>> begin Input

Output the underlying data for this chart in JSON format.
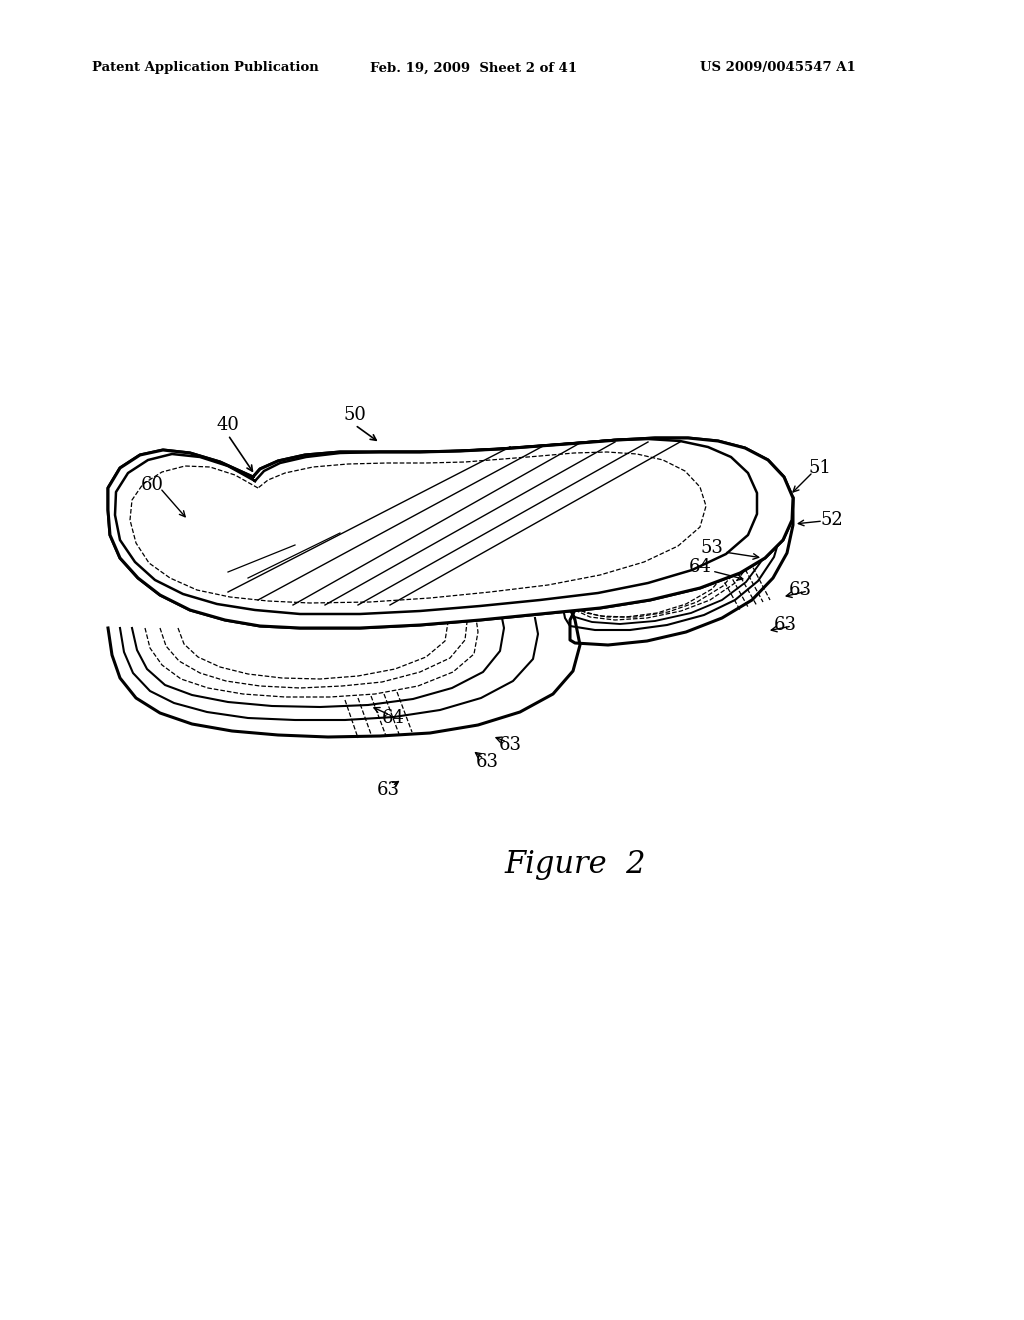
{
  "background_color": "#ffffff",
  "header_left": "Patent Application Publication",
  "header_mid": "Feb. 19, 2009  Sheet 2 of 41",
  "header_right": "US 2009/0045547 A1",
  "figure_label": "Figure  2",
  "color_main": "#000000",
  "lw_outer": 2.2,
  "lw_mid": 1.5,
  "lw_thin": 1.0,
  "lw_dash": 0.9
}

>> end Input

> Your objective:
Copy every entry exactly as written. Pictures are excluded.

> Solution below:
Output the underlying data for this chart in JSON format.
{
  "background_color": "#ffffff",
  "header_left": "Patent Application Publication",
  "header_mid": "Feb. 19, 2009  Sheet 2 of 41",
  "header_right": "US 2009/0045547 A1",
  "figure_label": "Figure  2",
  "color_main": "#000000",
  "lw_outer": 2.2,
  "lw_mid": 1.5,
  "lw_thin": 1.0,
  "lw_dash": 0.9
}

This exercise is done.